# START OF Extracted data

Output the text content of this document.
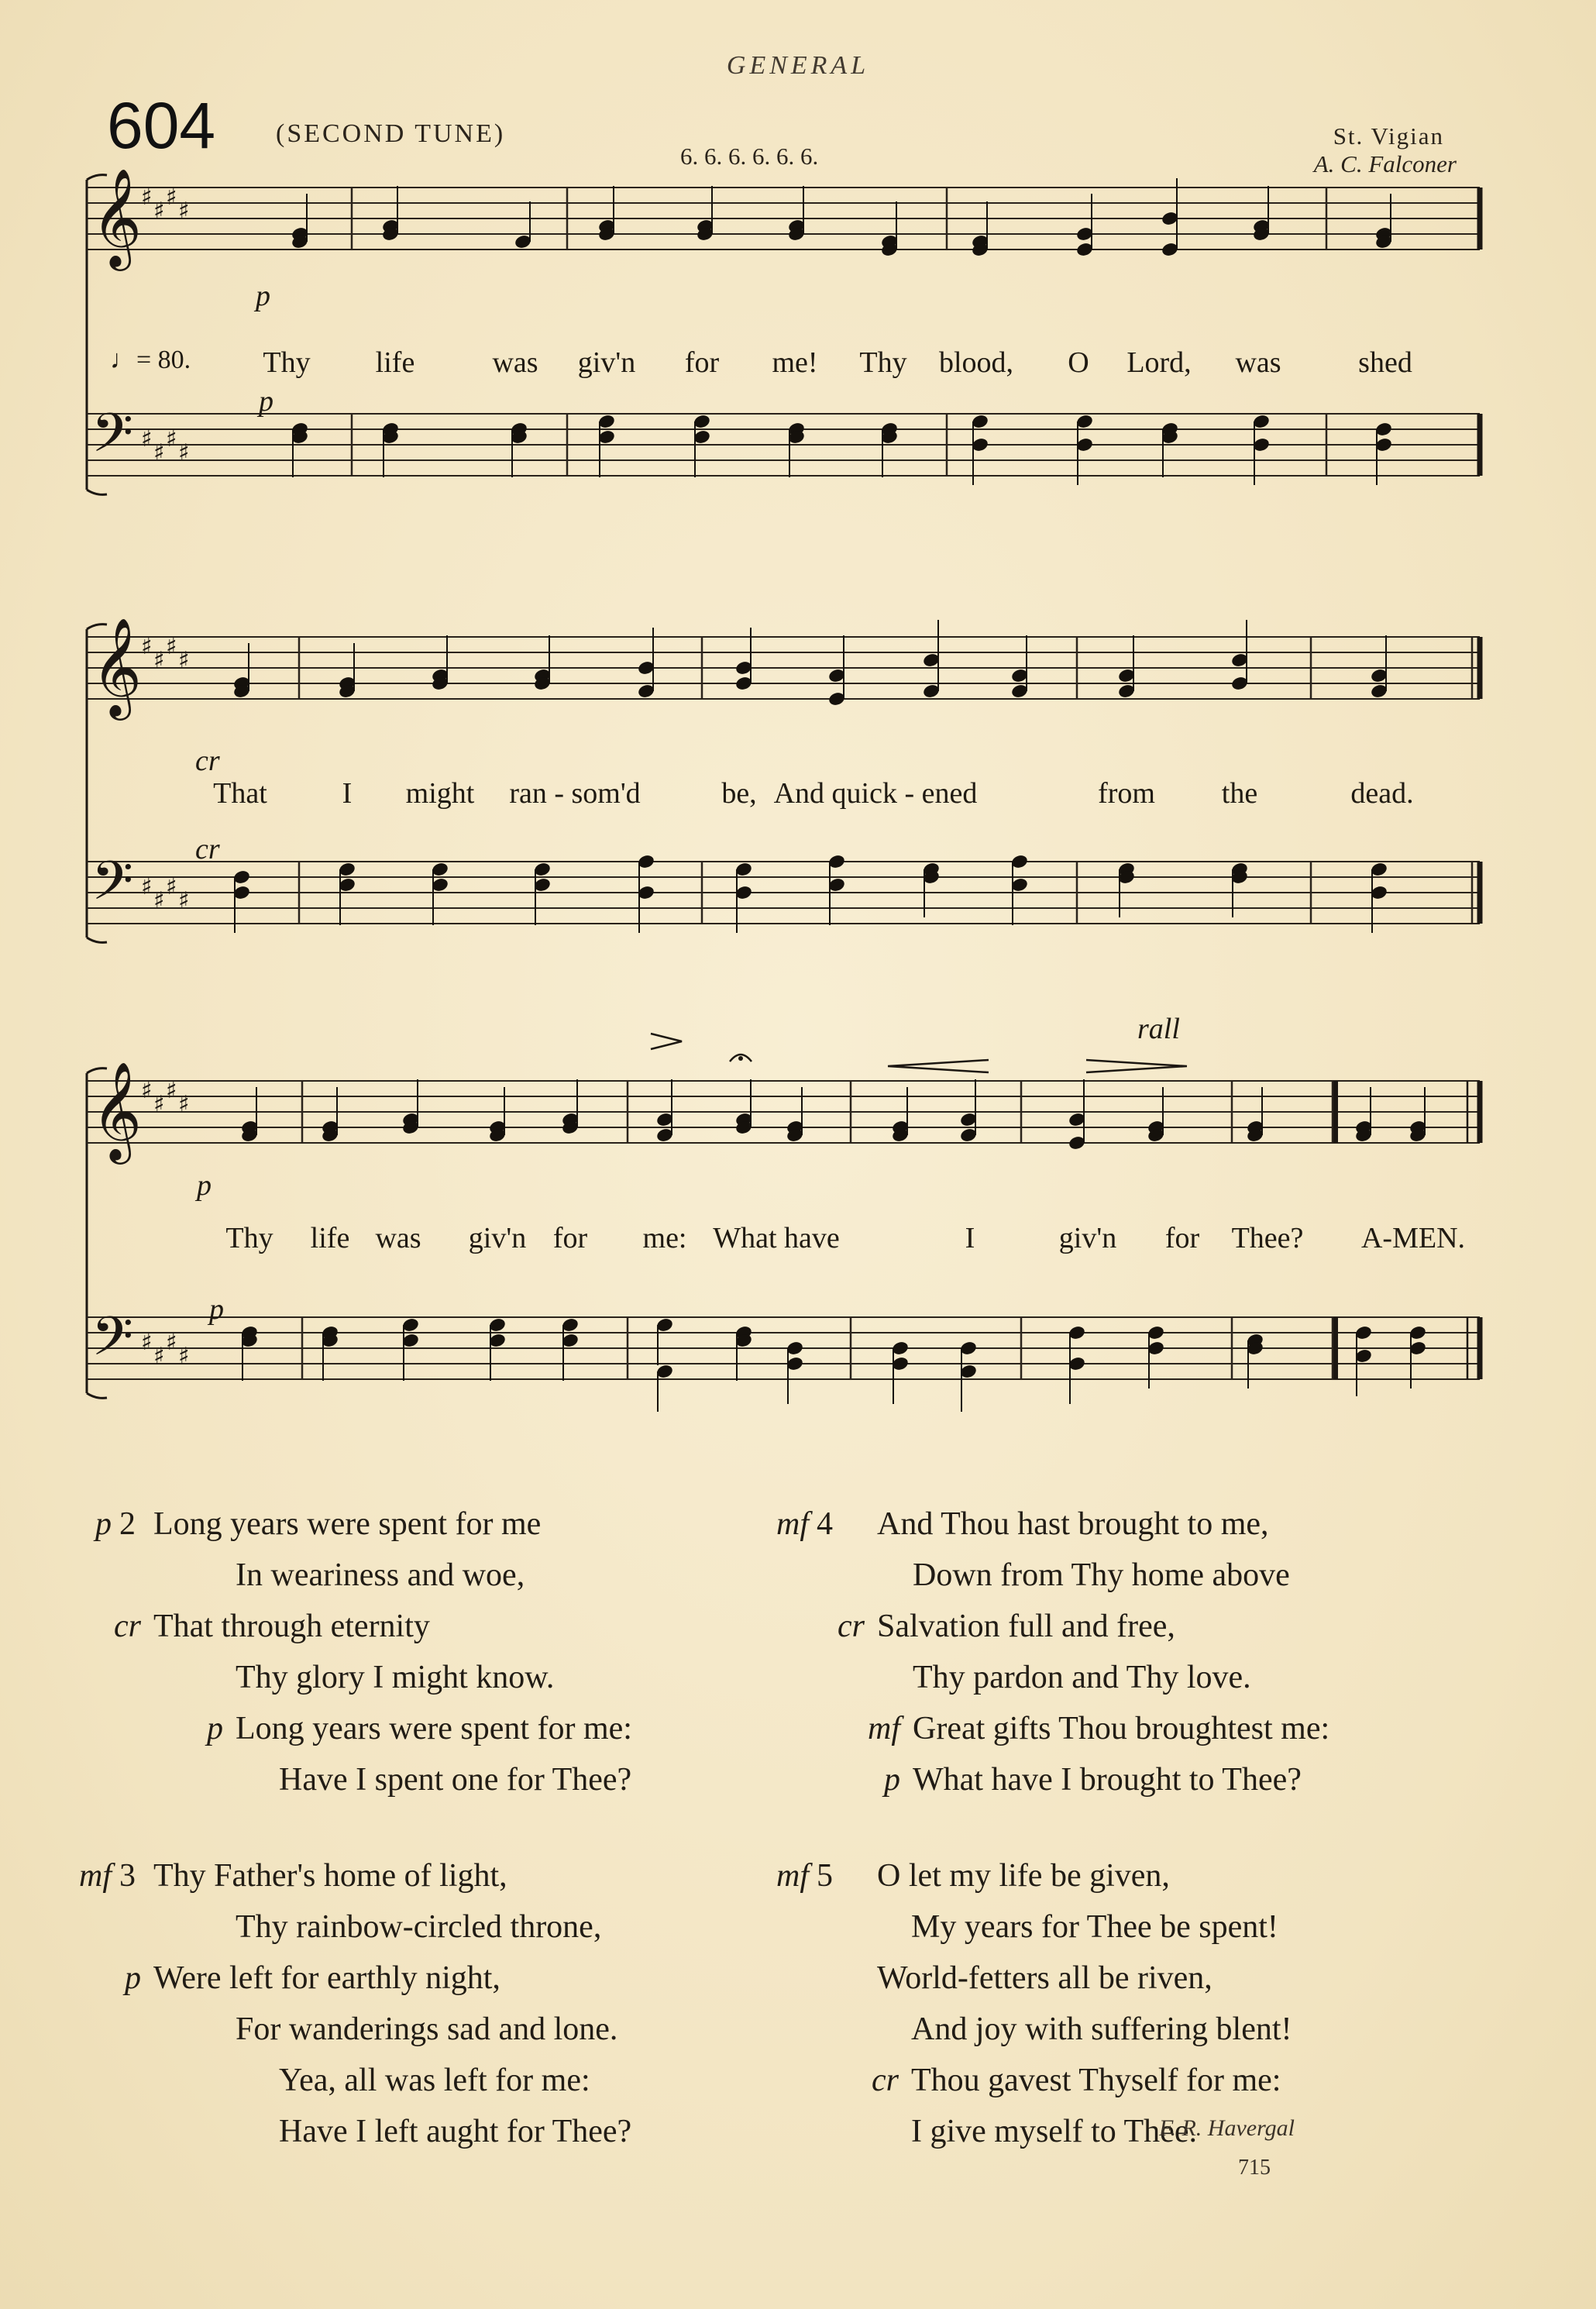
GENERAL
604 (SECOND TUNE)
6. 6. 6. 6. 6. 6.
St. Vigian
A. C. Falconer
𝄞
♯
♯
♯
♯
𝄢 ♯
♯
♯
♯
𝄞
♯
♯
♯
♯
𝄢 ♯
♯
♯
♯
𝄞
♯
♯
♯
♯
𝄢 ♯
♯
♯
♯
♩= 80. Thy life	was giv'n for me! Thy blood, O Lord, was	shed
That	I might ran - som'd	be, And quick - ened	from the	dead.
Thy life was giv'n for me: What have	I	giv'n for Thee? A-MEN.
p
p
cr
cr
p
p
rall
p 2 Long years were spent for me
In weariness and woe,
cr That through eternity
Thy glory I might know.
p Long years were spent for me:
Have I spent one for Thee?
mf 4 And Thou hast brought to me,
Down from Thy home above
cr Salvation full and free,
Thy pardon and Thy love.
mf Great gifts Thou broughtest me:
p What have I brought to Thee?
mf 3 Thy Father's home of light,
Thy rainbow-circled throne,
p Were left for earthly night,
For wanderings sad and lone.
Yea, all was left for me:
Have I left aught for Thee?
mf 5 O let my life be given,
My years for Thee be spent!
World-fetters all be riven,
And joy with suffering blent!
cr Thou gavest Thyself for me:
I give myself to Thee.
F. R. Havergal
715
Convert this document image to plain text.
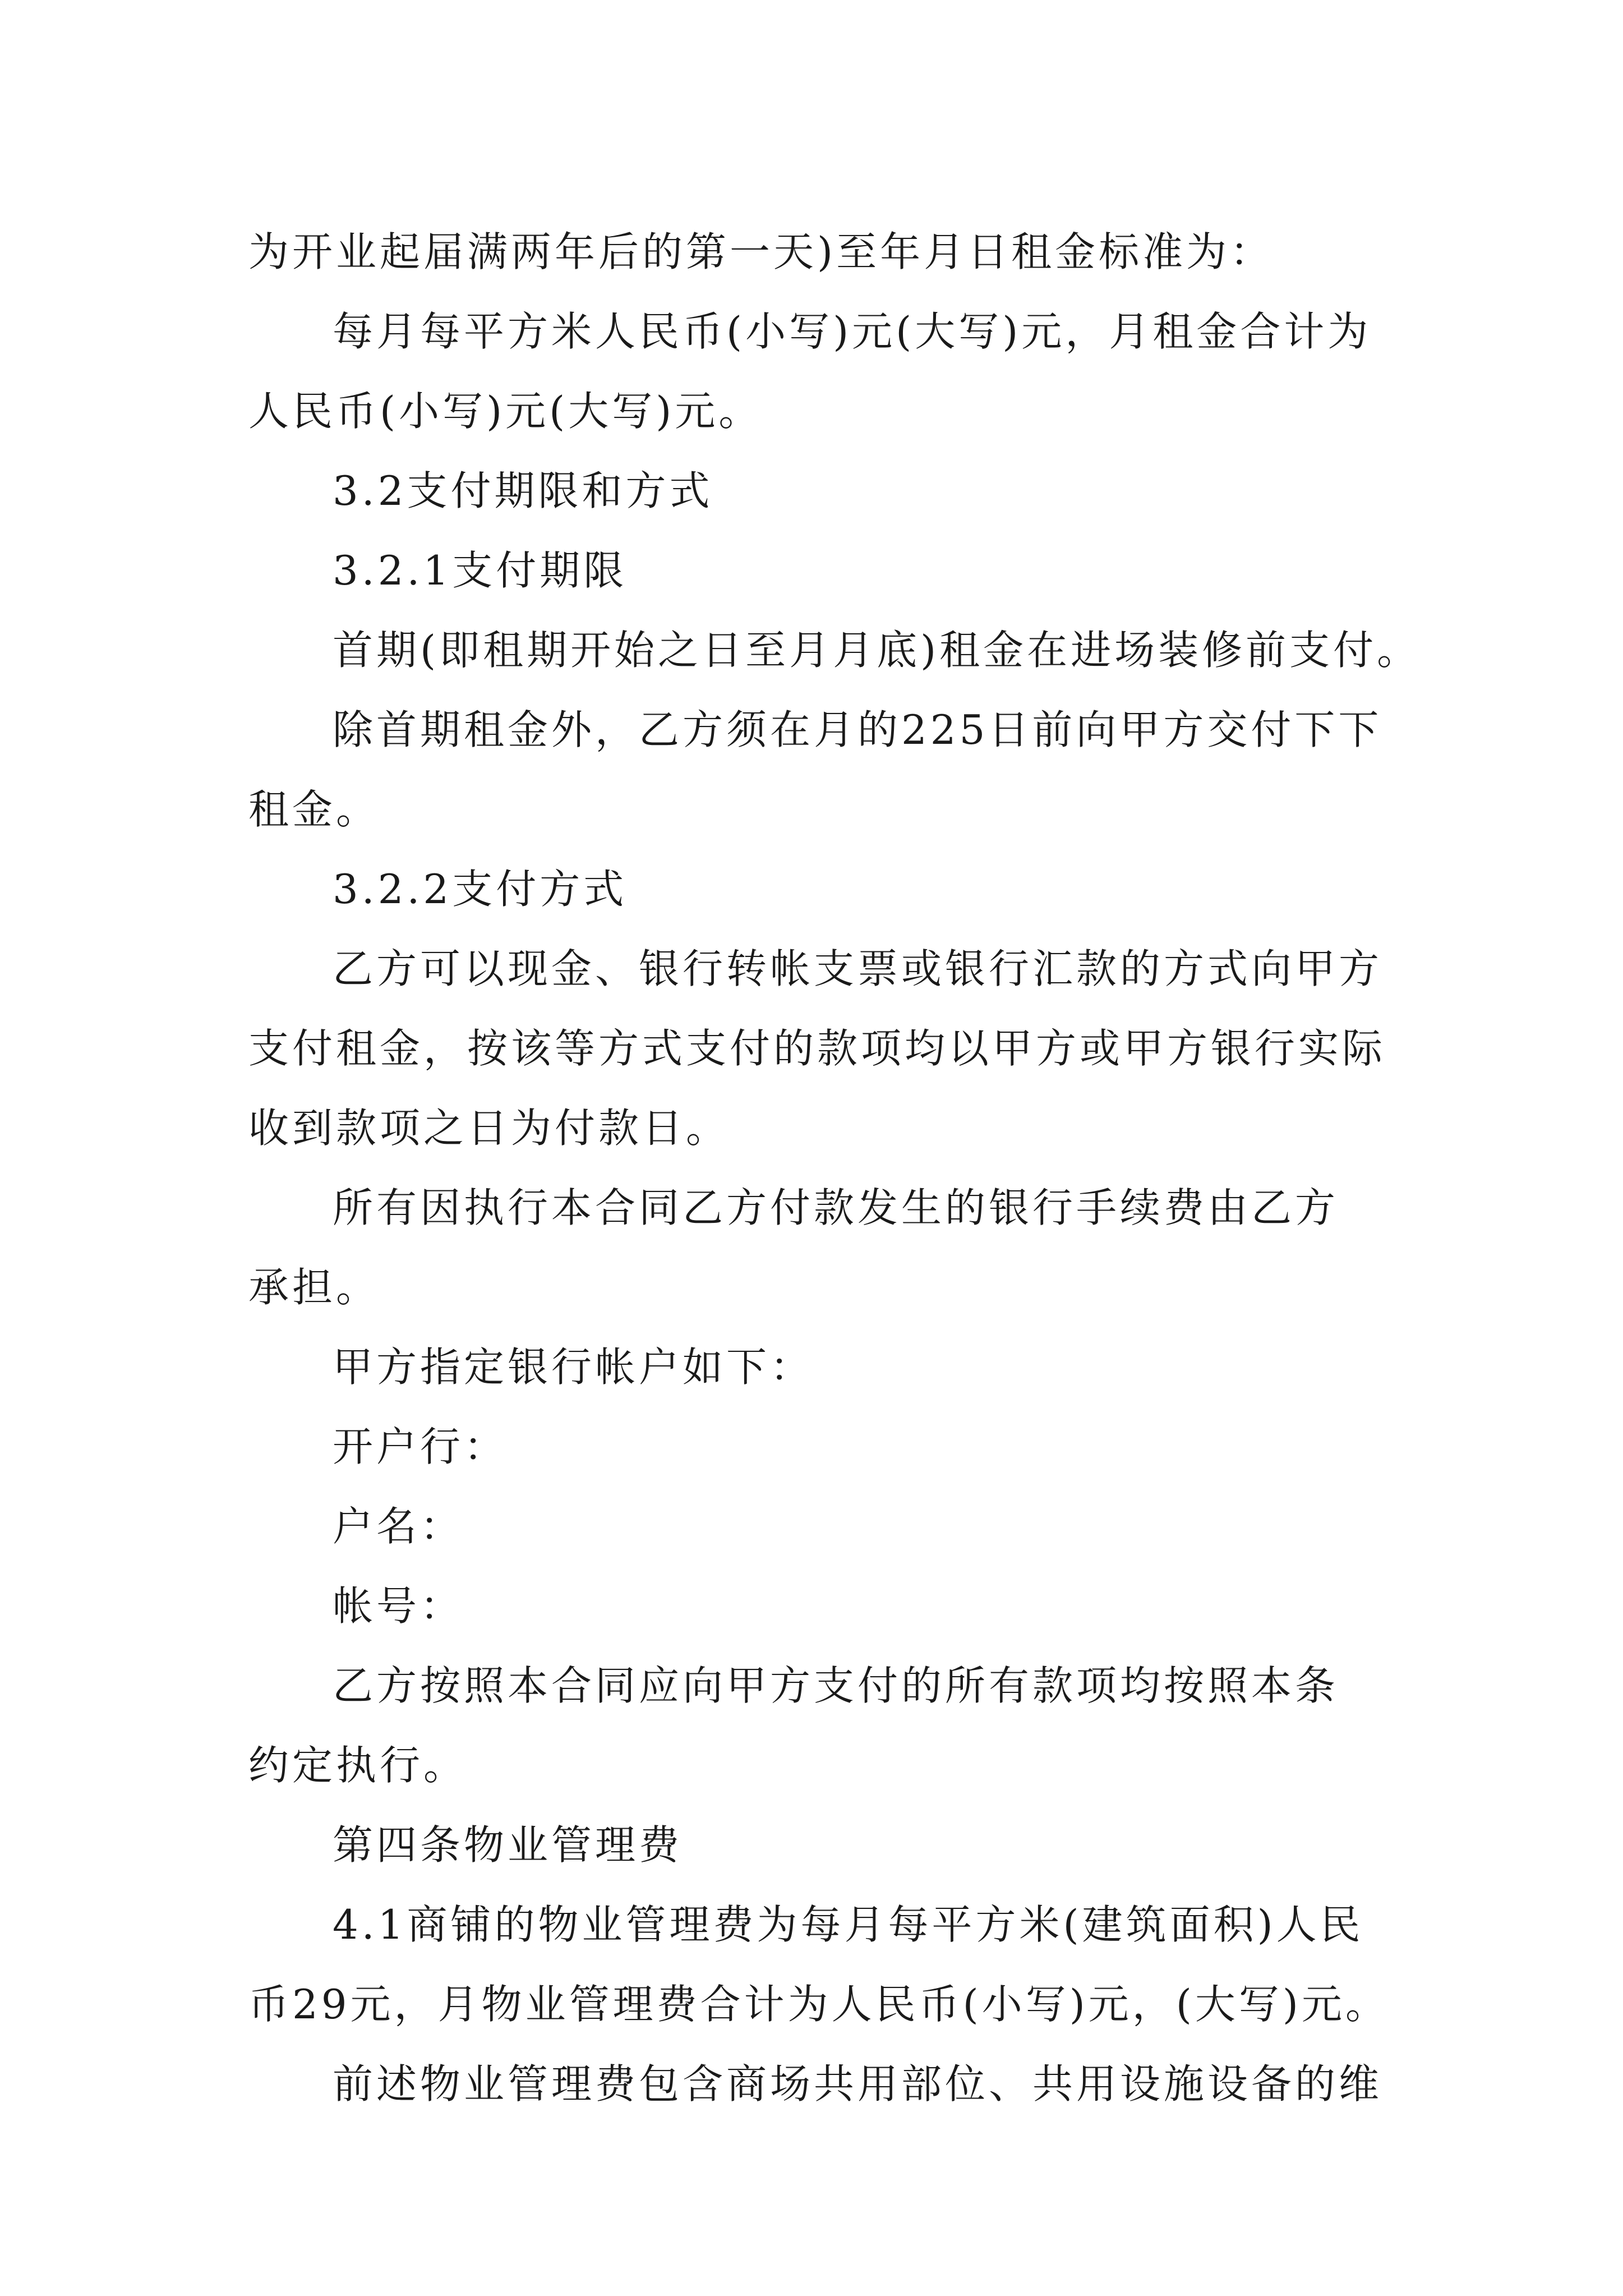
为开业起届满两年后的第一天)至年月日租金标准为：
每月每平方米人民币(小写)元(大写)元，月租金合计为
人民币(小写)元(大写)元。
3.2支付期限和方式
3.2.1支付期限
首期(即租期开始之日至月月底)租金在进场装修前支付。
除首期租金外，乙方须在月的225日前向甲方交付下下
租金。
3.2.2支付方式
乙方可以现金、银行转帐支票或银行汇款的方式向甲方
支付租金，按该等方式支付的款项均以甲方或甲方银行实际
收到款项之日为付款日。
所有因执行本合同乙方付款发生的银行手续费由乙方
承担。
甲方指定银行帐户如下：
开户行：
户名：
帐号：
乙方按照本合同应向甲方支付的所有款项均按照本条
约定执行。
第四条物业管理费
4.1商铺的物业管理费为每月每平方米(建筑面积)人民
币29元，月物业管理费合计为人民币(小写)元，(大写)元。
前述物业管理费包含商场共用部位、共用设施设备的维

# END OF Extracted data

Set exercise: Pictures stay out; reproduce every line of the records exactly.

Finished exercise:
Output the text content of this document.
GENERAL
604 (SECOND TUNE)
6. 6. 6. 6. 6. 6.
St. Vigian
A. C. Falconer
𝄞
♯
♯
♯
♯
𝄢 ♯
♯
♯
♯
𝄞
♯
♯
♯
♯
𝄢 ♯
♯
♯
♯
𝄞
♯
♯
♯
♯
𝄢 ♯
♯
♯
♯
♩= 80. Thy life	was giv'n for me! Thy blood, O Lord, was	shed
That	I might ran - som'd	be, And quick - ened	from the	dead.
Thy life was giv'n for me: What have	I	giv'n for Thee? A-MEN.
p
p
cr
cr
p
p
rall
p 2 Long years were spent for me
In weariness and woe,
cr That through eternity
Thy glory I might know.
p Long years were spent for me:
Have I spent one for Thee?
mf 4 And Thou hast brought to me,
Down from Thy home above
cr Salvation full and free,
Thy pardon and Thy love.
mf Great gifts Thou broughtest me:
p What have I brought to Thee?
mf 3 Thy Father's home of light,
Thy rainbow-circled throne,
p Were left for earthly night,
For wanderings sad and lone.
Yea, all was left for me:
Have I left aught for Thee?
mf 5 O let my life be given,
My years for Thee be spent!
World-fetters all be riven,
And joy with suffering blent!
cr Thou gavest Thyself for me:
I give myself to Thee.
F. R. Havergal
715
Convert this document image to plain text.
为开业起届满两年后的第一天)至年月日租金标准为：
每月每平方米人民币(小写)元(大写)元，月租金合计为
人民币(小写)元(大写)元。
3.2支付期限和方式
3.2.1支付期限
首期(即租期开始之日至月月底)租金在进场装修前支付。
除首期租金外，乙方须在月的225日前向甲方交付下下
租金。
3.2.2支付方式
乙方可以现金、银行转帐支票或银行汇款的方式向甲方
支付租金，按该等方式支付的款项均以甲方或甲方银行实际
收到款项之日为付款日。
所有因执行本合同乙方付款发生的银行手续费由乙方
承担。
甲方指定银行帐户如下：
开户行：
户名：
帐号：
乙方按照本合同应向甲方支付的所有款项均按照本条
约定执行。
第四条物业管理费
4.1商铺的物业管理费为每月每平方米(建筑面积)人民
币29元，月物业管理费合计为人民币(小写)元，(大写)元。
前述物业管理费包含商场共用部位、共用设施设备的维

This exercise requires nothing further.